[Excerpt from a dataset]

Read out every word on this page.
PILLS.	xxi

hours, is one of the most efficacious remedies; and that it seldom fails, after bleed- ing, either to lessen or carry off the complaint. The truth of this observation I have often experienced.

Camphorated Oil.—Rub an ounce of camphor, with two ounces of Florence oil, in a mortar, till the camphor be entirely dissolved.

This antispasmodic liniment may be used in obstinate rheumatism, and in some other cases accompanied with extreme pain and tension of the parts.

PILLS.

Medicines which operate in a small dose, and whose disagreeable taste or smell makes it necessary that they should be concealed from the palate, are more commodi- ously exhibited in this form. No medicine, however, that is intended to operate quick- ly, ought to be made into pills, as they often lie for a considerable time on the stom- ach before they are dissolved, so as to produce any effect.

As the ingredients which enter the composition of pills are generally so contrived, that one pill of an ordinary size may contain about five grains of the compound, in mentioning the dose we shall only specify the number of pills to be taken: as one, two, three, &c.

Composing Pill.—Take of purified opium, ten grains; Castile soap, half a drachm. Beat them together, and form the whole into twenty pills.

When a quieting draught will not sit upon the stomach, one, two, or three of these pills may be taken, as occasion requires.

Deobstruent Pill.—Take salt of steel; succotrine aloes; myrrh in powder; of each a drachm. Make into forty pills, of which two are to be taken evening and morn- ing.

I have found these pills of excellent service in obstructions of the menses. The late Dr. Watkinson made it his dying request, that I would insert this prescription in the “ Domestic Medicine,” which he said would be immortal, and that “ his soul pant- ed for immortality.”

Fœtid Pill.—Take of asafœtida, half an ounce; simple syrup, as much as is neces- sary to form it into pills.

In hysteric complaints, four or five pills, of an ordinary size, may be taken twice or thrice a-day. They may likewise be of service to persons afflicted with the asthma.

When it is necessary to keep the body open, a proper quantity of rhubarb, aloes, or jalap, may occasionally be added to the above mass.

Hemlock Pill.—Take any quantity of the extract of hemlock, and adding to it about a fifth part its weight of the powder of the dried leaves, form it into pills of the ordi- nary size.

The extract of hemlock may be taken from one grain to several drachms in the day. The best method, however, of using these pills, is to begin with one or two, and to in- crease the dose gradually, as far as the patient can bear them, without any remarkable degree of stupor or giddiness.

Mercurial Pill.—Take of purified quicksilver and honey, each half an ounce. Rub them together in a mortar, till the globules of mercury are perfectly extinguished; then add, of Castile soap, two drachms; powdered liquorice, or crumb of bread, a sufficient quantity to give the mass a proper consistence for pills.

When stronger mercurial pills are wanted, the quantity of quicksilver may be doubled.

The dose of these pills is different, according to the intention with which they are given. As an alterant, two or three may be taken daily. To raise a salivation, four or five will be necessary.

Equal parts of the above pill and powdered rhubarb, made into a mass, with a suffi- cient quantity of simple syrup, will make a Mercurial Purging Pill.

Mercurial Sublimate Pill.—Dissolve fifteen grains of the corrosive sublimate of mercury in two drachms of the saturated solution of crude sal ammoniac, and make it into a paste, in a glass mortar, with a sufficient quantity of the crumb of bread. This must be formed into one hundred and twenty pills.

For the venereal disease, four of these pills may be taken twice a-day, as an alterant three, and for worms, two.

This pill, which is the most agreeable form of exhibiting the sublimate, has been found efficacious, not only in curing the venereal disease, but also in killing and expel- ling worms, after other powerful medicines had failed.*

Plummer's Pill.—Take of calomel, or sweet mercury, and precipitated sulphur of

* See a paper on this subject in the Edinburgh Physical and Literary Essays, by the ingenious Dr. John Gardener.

- **Set task**: Repeat all of the records above exactly as written.

- **Written solution**:
Read out every word on this page.
PILLS.	xxi

hours, is one of the most efficacious remedies; and that it seldom fails, after bleed- ing, either to lessen or carry off the complaint. The truth of this observation I have often experienced.

Camphorated Oil.—Rub an ounce of camphor, with two ounces of Florence oil, in a mortar, till the camphor be entirely dissolved.

This antispasmodic liniment may be used in obstinate rheumatism, and in some other cases accompanied with extreme pain and tension of the parts.

PILLS.

Medicines which operate in a small dose, and whose disagreeable taste or smell makes it necessary that they should be concealed from the palate, are more commodi- ously exhibited in this form. No medicine, however, that is intended to operate quick- ly, ought to be made into pills, as they often lie for a considerable time on the stom- ach before they are dissolved, so as to produce any effect.

As the ingredients which enter the composition of pills are generally so contrived, that one pill of an ordinary size may contain about five grains of the compound, in mentioning the dose we shall only specify the number of pills to be taken: as one, two, three, &c.

Composing Pill.—Take of purified opium, ten grains; Castile soap, half a drachm. Beat them together, and form the whole into twenty pills.

When a quieting draught will not sit upon the stomach, one, two, or three of these pills may be taken, as occasion requires.

Deobstruent Pill.—Take salt of steel; succotrine aloes; myrrh in powder; of each a drachm. Make into forty pills, of which two are to be taken evening and morn- ing.

I have found these pills of excellent service in obstructions of the menses. The late Dr. Watkinson made it his dying request, that I would insert this prescription in the “ Domestic Medicine,” which he said would be immortal, and that “ his soul pant- ed for immortality.”

Fœtid Pill.—Take of asafœtida, half an ounce; simple syrup, as much as is neces- sary to form it into pills.

In hysteric complaints, four or five pills, of an ordinary size, may be taken twice or thrice a-day. They may likewise be of service to persons afflicted with the asthma.

When it is necessary to keep the body open, a proper quantity of rhubarb, aloes, or jalap, may occasionally be added to the above mass.

Hemlock Pill.—Take any quantity of the extract of hemlock, and adding to it about a fifth part its weight of the powder of the dried leaves, form it into pills of the ordi- nary size.

The extract of hemlock may be taken from one grain to several drachms in the day. The best method, however, of using these pills, is to begin with one or two, and to in- crease the dose gradually, as far as the patient can bear them, without any remarkable degree of stupor or giddiness.

Mercurial Pill.—Take of purified quicksilver and honey, each half an ounce. Rub them together in a mortar, till the globules of mercury are perfectly extinguished; then add, of Castile soap, two drachms; powdered liquorice, or crumb of bread, a sufficient quantity to give the mass a proper consistence for pills.

When stronger mercurial pills are wanted, the quantity of quicksilver may be doubled.

The dose of these pills is different, according to the intention with which they are given. As an alterant, two or three may be taken daily. To raise a salivation, four or five will be necessary.

Equal parts of the above pill and powdered rhubarb, made into a mass, with a suffi- cient quantity of simple syrup, will make a Mercurial Purging Pill.

Mercurial Sublimate Pill.—Dissolve fifteen grains of the corrosive sublimate of mercury in two drachms of the saturated solution of crude sal ammoniac, and make it into a paste, in a glass mortar, with a sufficient quantity of the crumb of bread. This must be formed into one hundred and twenty pills.

For the venereal disease, four of these pills may be taken twice a-day, as an alterant three, and for worms, two.

This pill, which is the most agreeable form of exhibiting the sublimate, has been found efficacious, not only in curing the venereal disease, but also in killing and expel- ling worms, after other powerful medicines had failed.*

Plummer's Pill.—Take of calomel, or sweet mercury, and precipitated sulphur of

* See a paper on this subject in the Edinburgh Physical and Literary Essays, by the ingenious Dr. John Gardener.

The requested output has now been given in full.